> [Listing]:
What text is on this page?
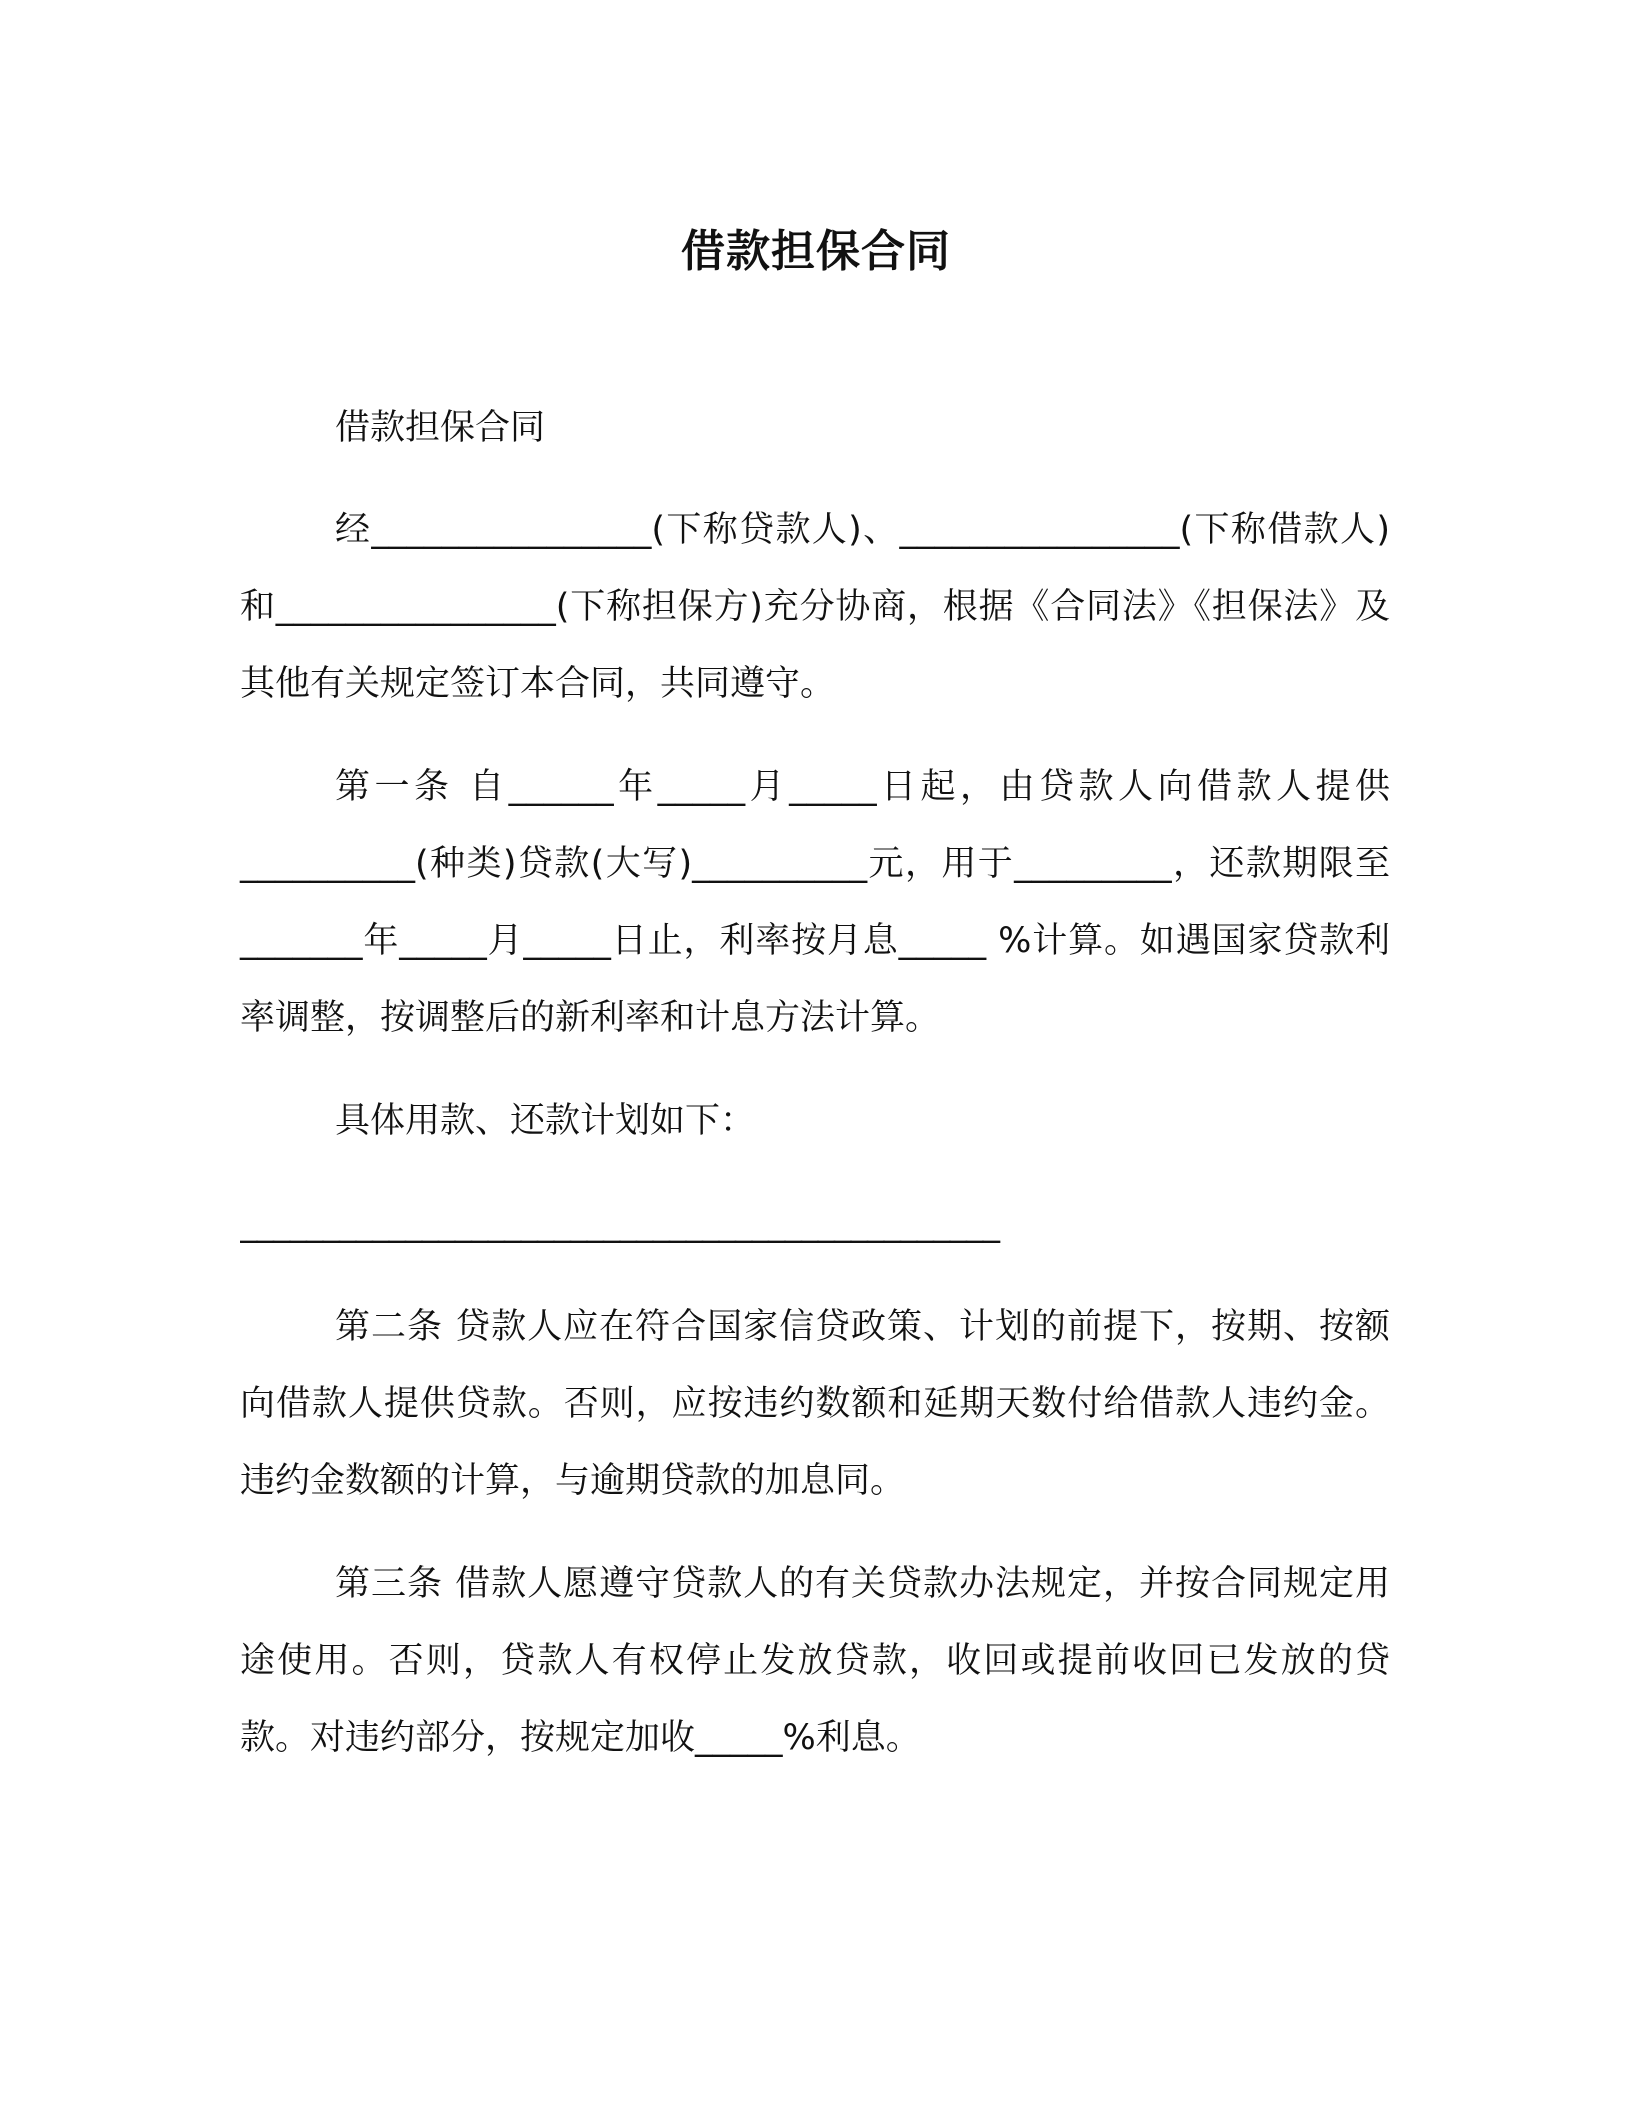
借款担保合同

借款担保合同

经________________(下称贷款人)、________________(下称借款人)和________________(下称担保方)充分协商，根据《合同法》《担保法》及其他有关规定签订本合同，共同遵守。

第一条 自______年_____月_____日起，由贷款人向借款人提供__________(种类)贷款(大写)__________元，用于_________，还款期限至_______年_____月_____日止，利率按月息_____ %计算。如遇国家贷款利率调整，按调整后的新利率和计息方法计算。

具体用款、还款计划如下：

______________________________________________

第二条 贷款人应在符合国家信贷政策、计划的前提下，按期、按额向借款人提供贷款。否则，应按违约数额和延期天数付给借款人违约金。违约金数额的计算，与逾期贷款的加息同。

第三条 借款人愿遵守贷款人的有关贷款办法规定，并按合同规定用途使用。否则，贷款人有权停止发放贷款，收回或提前收回已发放的贷款。对违约部分，按规定加收_____%利息。
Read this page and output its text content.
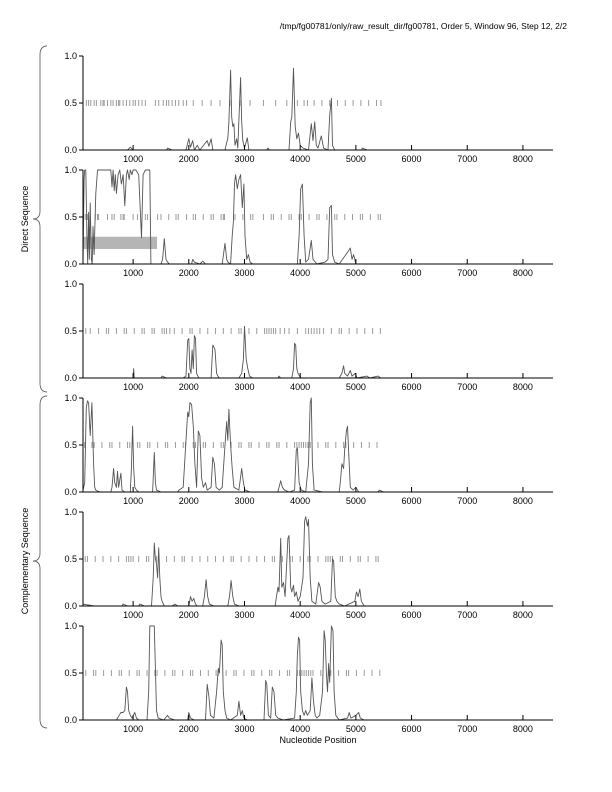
/tmp/fg00781/only/raw_result_dir/fg00781, Order 5, Window 96, Step 12, 2/2
Direct Sequence
Complementary Sequence
0.0
0.5
1.0
1000	2000	3000	4000	5000	6000	7000	8000
0.0
0.5
1.0
1000	2000	3000	4000	5000	6000	7000	8000
0.0
0.5
1.0
1000	2000	3000	4000	5000	6000	7000	8000
0.0
0.5
1.0
1000	2000	3000	4000	5000	6000	7000	8000
0.0
0.5
1.0
1000	2000	3000	4000	5000	6000	7000	8000
0.0
0.5
1.0
1000	2000	3000	4000	5000	6000	7000	8000
Nucleotide Position
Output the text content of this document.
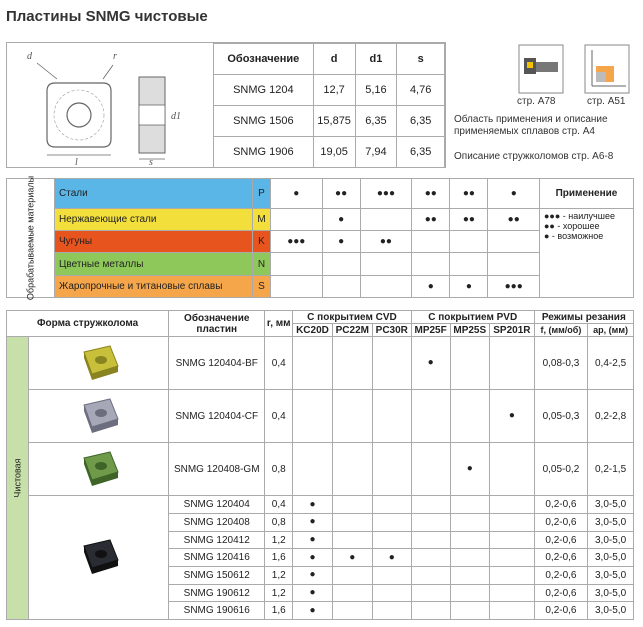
Пластины SNMG чистовые
d	r
d1
l	s
Обозначение	d	d1	s
SNMG 1204	12,7	5,16	4,76
SNMG 1506	15,875	6,35	6,35
SNMG 1906	19,05	7,94	6,35
стр. A78	стр. A51
Область применения и описание применяемых сплавов стр. A4
Описание стружколомов стр. A6-8
Обрабатываемые материалы	Стали	P	●	●●	●●●	●●	●●	●	Применение
	Нержавеющие стали	M		●		●●	●●	●●	●●● - наилучшее
●● - хорошее
● - возможное

	Чугуны	K	●●●	●	●●				
	Цветные металлы	N							
	Жаропрочные и титановые сплавы	S				●	●	●●●	
Форма стружколома		Обозначение пластин	r, мм	С покрытием CVD			С покрытием PVD			Режимы резания	
				KC20D	PC22M	PC30R	MP25F	MP25S	SP201R	f, (мм/об)	ap, (мм)

Чистовая		SNMG 120404-BF	0,4				●			0,08-0,3	0,4-2,5
	SNMG 120404-CF	0,4						●	0,05-0,3	0,2-2,8
	SNMG 120408-GM	0,8					●		0,05-0,2	0,2-1,5
	SNMG 120404	0,4	●						0,2-0,6	3,0-5,0
		SNMG 120408	0,8	●						0,2-0,6	3,0-5,0
		SNMG 120412	1,2	●						0,2-0,6	3,0-5,0
		SNMG 120416	1,6	●	●	●				0,2-0,6	3,0-5,0
		SNMG 150612	1,2	●						0,2-0,6	3,0-5,0
		SNMG 190612	1,2	●						0,2-0,6	3,0-5,0
		SNMG 190616	1,6	●						0,2-0,6	3,0-5,0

> [Exercise objective]: Identify each line in the records above containing the word "text"; copy those lines.

> [The completed task]:
What text is on this page?
Read this page and output its text content.
Output the text content of this document.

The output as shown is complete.